**REQUIREMENTS:** Reproduce the records from the line with "noise-particle: [530, 160, 533, 163]" up to and including the line with "noise-particle: [237, 323, 240, 326]", swapping every "mw-gc-point" for "gc-marker" and leaving everything else unchanged.

Source records:
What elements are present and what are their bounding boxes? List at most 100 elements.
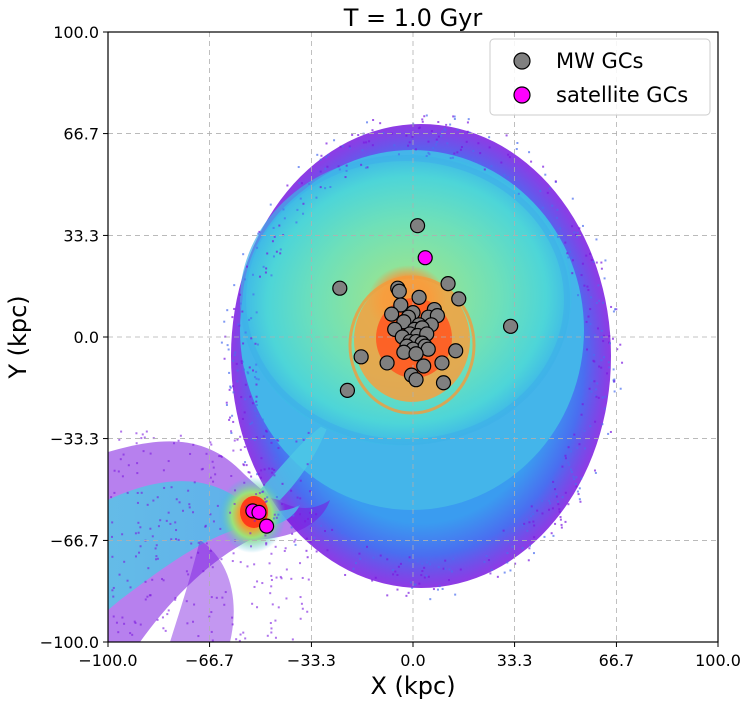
noise-particle: [530, 160, 533, 163]
noise-particle: [516, 141, 519, 144]
noise-particle: [167, 460, 170, 463]
noise-particle: [589, 252, 592, 255]
noise-particle: [236, 369, 239, 372]
noise-particle: [417, 127, 420, 130]
noise-particle: [559, 227, 562, 230]
noise-particle: [161, 577, 164, 580]
noise-particle: [432, 588, 435, 591]
noise-particle: [210, 596, 213, 599]
noise-particle: [408, 141, 411, 144]
noise-particle: [530, 505, 533, 508]
mw-disk-outer: [240, 155, 570, 445]
noise-particle: [138, 551, 141, 554]
noise-particle: [595, 302, 598, 305]
noise-particle: [260, 469, 263, 472]
noise-particle: [305, 537, 308, 540]
noise-particle: [339, 145, 342, 148]
y-tick-label: 0.0: [74, 328, 99, 347]
noise-particle: [558, 510, 561, 513]
noise-particle: [147, 567, 150, 570]
noise-particle: [614, 308, 617, 311]
noise-particle: [444, 559, 447, 562]
noise-particle: [251, 402, 254, 405]
noise-particle: [592, 260, 595, 263]
mw-gc-point: [435, 375, 452, 391]
noise-particle: [421, 120, 424, 123]
noise-particle: [219, 455, 222, 458]
noise-particle: [337, 165, 340, 168]
noise-particle: [126, 579, 129, 582]
noise-particle: [593, 469, 596, 472]
mw-gc-point: [451, 291, 467, 307]
noise-particle: [181, 509, 184, 512]
noise-particle: [270, 441, 273, 444]
noise-particle: [270, 578, 273, 581]
noise-particle: [326, 165, 329, 168]
noise-particle: [209, 513, 212, 516]
noise-particle: [270, 585, 273, 588]
noise-particle: [619, 387, 622, 390]
noise-particle: [277, 447, 280, 450]
mw-gc-point: [384, 306, 400, 322]
noise-particle: [443, 127, 446, 130]
noise-particle: [237, 323, 240, 326]
noise-particle: [227, 348, 230, 351]
noise-particle: [283, 217, 286, 220]
noise-particle: [233, 502, 236, 505]
noise-particle: [394, 570, 397, 573]
noise-particle: [577, 294, 580, 297]
noise-particle: [243, 411, 246, 414]
noise-particle: [602, 334, 605, 337]
noise-particle: [294, 543, 297, 546]
noise-particle: [118, 438, 121, 441]
noise-particle: [600, 261, 603, 264]
noise-particle: [263, 468, 266, 471]
noise-particle: [248, 318, 251, 321]
noise-particle: [528, 544, 531, 547]
noise-particle: [266, 496, 269, 499]
noise-particle: [374, 576, 377, 579]
noise-particle: [255, 370, 258, 373]
noise-particle: [564, 241, 567, 244]
noise-particle: [239, 633, 242, 636]
mw-gc-point: [339, 382, 356, 398]
noise-particle: [279, 248, 282, 251]
noise-particle: [112, 586, 115, 589]
noise-particle: [567, 446, 570, 449]
noise-particle: [608, 335, 611, 338]
noise-particle: [192, 511, 195, 514]
noise-particle: [465, 140, 468, 143]
noise-particle: [117, 470, 120, 473]
noise-particle: [453, 117, 456, 120]
noise-particle: [581, 403, 584, 406]
noise-particle: [580, 274, 583, 277]
noise-particle: [341, 145, 344, 148]
noise-particle: [136, 501, 139, 504]
legend-satellite-marker: [513, 86, 531, 104]
noise-particle: [151, 578, 154, 581]
noise-particle: [551, 478, 554, 481]
noise-particle: [121, 475, 124, 478]
noise-particle: [281, 482, 284, 485]
noise-particle: [266, 252, 269, 255]
noise-particle: [405, 594, 408, 597]
noise-particle: [598, 365, 601, 368]
noise-particle: [308, 490, 311, 493]
noise-particle: [315, 550, 318, 553]
noise-particle: [233, 439, 236, 442]
noise-particle: [508, 156, 511, 159]
noise-particle: [269, 622, 272, 625]
noise-particle: [174, 598, 177, 601]
noise-particle: [240, 360, 243, 363]
noise-particle: [564, 491, 567, 494]
noise-particle: [449, 157, 452, 160]
noise-particle: [586, 285, 589, 288]
noise-particle: [506, 552, 509, 555]
noise-particle: [250, 475, 253, 478]
noise-particle: [220, 341, 223, 344]
noise-particle: [274, 636, 277, 639]
noise-particle: [604, 395, 607, 398]
grid: [108, 32, 718, 642]
noise-particle: [255, 493, 258, 496]
mw-gc-point: [393, 297, 409, 313]
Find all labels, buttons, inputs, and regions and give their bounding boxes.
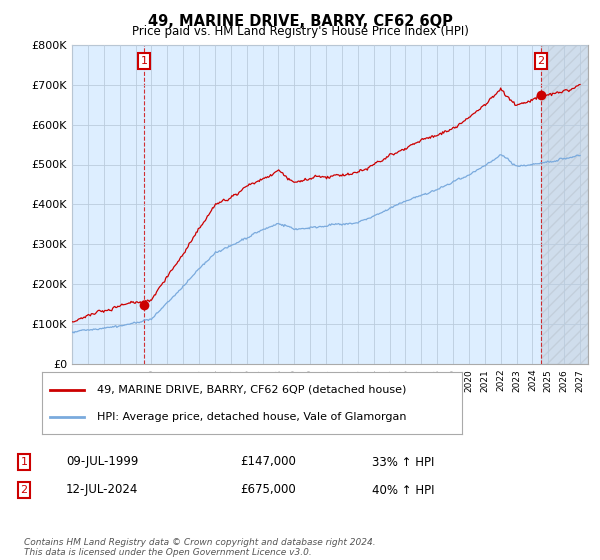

**PROBLEM SOLUTION:**
noise-particle: [530, 160, 533, 163]
noise-particle: [516, 141, 519, 144]
noise-particle: [167, 460, 170, 463]
noise-particle: [589, 252, 592, 255]
noise-particle: [236, 369, 239, 372]
noise-particle: [417, 127, 420, 130]
noise-particle: [559, 227, 562, 230]
noise-particle: [161, 577, 164, 580]
noise-particle: [432, 588, 435, 591]
noise-particle: [210, 596, 213, 599]
noise-particle: [408, 141, 411, 144]
noise-particle: [530, 505, 533, 508]
mw-disk-outer: [240, 155, 570, 445]
noise-particle: [138, 551, 141, 554]
noise-particle: [595, 302, 598, 305]
noise-particle: [260, 469, 263, 472]
noise-particle: [305, 537, 308, 540]
noise-particle: [339, 145, 342, 148]
y-tick-label: 0.0: [74, 328, 99, 347]
noise-particle: [558, 510, 561, 513]
noise-particle: [147, 567, 150, 570]
noise-particle: [614, 308, 617, 311]
noise-particle: [444, 559, 447, 562]
noise-particle: [251, 402, 254, 405]
noise-particle: [592, 260, 595, 263]
gc-marker: [435, 375, 452, 391]
noise-particle: [421, 120, 424, 123]
noise-particle: [219, 455, 222, 458]
noise-particle: [337, 165, 340, 168]
noise-particle: [126, 579, 129, 582]
noise-particle: [593, 469, 596, 472]
gc-marker: [451, 291, 467, 307]
noise-particle: [181, 509, 184, 512]
noise-particle: [270, 441, 273, 444]
noise-particle: [270, 578, 273, 581]
noise-particle: [326, 165, 329, 168]
noise-particle: [209, 513, 212, 516]
noise-particle: [270, 585, 273, 588]
noise-particle: [619, 387, 622, 390]
noise-particle: [277, 447, 280, 450]
gc-marker: [384, 306, 400, 322]
noise-particle: [443, 127, 446, 130]
noise-particle: [237, 323, 240, 326]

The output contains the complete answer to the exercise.